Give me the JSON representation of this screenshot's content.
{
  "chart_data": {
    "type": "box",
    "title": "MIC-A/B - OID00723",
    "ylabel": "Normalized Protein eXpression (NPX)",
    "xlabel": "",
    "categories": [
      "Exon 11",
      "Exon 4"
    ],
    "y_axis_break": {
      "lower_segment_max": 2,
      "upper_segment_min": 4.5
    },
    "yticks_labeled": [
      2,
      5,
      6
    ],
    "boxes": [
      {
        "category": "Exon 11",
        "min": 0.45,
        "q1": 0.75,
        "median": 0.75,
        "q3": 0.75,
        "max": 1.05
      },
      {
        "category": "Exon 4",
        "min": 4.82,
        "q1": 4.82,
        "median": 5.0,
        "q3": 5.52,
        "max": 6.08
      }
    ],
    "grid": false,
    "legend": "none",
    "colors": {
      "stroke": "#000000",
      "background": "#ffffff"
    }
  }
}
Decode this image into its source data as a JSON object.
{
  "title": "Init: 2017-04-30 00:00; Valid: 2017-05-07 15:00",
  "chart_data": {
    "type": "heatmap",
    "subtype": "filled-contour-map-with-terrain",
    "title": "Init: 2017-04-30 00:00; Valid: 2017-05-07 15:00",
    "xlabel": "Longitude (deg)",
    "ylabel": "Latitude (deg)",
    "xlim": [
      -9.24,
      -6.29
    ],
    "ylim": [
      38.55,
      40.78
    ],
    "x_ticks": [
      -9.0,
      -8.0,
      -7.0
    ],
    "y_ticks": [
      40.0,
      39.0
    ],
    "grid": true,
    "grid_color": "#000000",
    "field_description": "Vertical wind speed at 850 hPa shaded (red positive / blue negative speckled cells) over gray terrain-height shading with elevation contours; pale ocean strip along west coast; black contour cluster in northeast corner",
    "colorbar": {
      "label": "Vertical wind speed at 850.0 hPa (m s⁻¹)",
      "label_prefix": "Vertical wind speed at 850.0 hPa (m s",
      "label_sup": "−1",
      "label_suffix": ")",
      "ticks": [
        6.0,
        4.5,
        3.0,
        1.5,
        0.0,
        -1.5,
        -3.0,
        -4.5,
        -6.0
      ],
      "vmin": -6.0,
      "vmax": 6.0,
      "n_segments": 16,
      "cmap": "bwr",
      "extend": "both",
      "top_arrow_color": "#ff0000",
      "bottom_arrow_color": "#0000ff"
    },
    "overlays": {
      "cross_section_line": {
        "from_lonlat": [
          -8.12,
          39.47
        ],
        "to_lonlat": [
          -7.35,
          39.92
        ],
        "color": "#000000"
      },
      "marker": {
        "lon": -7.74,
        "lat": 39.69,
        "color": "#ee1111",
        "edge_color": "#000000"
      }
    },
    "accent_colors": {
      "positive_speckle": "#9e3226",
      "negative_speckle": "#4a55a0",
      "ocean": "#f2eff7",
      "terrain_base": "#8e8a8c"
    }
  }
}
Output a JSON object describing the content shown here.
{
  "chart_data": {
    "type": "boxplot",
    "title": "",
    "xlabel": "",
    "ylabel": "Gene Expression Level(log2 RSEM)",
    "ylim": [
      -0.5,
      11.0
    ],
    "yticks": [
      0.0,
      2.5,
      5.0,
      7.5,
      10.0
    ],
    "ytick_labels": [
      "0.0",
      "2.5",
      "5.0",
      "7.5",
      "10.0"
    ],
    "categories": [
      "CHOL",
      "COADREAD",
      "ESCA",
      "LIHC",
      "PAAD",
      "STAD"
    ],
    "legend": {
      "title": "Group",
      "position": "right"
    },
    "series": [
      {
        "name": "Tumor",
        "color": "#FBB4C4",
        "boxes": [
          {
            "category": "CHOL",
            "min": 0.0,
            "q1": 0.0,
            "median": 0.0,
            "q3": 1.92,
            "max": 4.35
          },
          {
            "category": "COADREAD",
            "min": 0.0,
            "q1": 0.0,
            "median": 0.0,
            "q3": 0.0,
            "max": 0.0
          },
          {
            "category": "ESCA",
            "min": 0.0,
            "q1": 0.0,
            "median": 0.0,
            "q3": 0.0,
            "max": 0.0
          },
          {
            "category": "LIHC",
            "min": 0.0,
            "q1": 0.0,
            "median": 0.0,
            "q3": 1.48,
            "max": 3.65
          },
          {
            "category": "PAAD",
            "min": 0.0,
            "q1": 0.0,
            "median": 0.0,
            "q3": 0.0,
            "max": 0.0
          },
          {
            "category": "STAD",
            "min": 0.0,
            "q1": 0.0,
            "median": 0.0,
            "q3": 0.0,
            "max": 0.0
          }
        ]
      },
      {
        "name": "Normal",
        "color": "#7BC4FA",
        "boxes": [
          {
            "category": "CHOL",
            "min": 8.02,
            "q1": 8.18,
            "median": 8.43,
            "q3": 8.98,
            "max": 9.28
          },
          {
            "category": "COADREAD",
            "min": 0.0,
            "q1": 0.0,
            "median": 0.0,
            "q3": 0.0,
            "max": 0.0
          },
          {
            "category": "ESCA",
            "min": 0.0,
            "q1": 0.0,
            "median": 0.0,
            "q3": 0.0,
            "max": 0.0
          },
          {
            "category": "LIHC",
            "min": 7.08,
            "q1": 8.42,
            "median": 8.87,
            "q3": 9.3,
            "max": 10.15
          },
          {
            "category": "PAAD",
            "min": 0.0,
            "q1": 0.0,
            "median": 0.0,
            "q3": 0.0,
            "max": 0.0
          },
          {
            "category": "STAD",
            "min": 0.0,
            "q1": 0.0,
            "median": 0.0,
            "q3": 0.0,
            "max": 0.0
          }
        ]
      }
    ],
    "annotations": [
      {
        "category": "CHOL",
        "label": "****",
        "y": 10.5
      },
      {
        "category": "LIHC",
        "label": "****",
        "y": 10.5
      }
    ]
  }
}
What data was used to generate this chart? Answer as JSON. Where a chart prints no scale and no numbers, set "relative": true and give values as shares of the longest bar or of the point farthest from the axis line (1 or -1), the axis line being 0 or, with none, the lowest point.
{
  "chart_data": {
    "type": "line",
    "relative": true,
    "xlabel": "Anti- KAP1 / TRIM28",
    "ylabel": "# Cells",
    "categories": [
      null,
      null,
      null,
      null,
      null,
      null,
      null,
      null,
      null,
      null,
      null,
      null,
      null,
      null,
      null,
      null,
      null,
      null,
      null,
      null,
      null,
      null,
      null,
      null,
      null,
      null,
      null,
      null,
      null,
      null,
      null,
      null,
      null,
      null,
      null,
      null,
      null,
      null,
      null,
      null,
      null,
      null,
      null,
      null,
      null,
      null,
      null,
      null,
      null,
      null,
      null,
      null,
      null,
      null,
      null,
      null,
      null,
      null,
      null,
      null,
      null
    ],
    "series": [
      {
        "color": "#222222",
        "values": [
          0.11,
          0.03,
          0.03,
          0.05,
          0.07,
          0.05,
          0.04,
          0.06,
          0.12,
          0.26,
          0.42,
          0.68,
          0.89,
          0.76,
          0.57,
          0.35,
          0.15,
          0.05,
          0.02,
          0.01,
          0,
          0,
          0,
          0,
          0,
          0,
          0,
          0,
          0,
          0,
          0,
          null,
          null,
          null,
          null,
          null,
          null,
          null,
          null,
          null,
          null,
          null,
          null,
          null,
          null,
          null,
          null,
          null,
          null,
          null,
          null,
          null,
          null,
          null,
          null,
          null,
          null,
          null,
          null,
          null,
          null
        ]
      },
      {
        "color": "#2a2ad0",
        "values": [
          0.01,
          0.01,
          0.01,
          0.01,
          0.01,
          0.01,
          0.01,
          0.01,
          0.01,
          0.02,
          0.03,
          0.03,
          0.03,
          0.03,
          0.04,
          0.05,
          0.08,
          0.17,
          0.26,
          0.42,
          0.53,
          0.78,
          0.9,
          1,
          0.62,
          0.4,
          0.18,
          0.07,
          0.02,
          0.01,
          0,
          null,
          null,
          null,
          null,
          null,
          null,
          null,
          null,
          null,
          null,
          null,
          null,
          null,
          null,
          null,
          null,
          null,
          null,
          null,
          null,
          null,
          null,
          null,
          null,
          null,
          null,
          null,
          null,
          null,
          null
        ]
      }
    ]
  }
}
━━━━━━━━━━━━━━━━
TASK TO CARRY OUT:
Copy every line from the data that includes the string "CHOL".

ANSWER BELOW:
      "CHOL",
            "category": "CHOL",
            "category": "CHOL",
        "category": "CHOL",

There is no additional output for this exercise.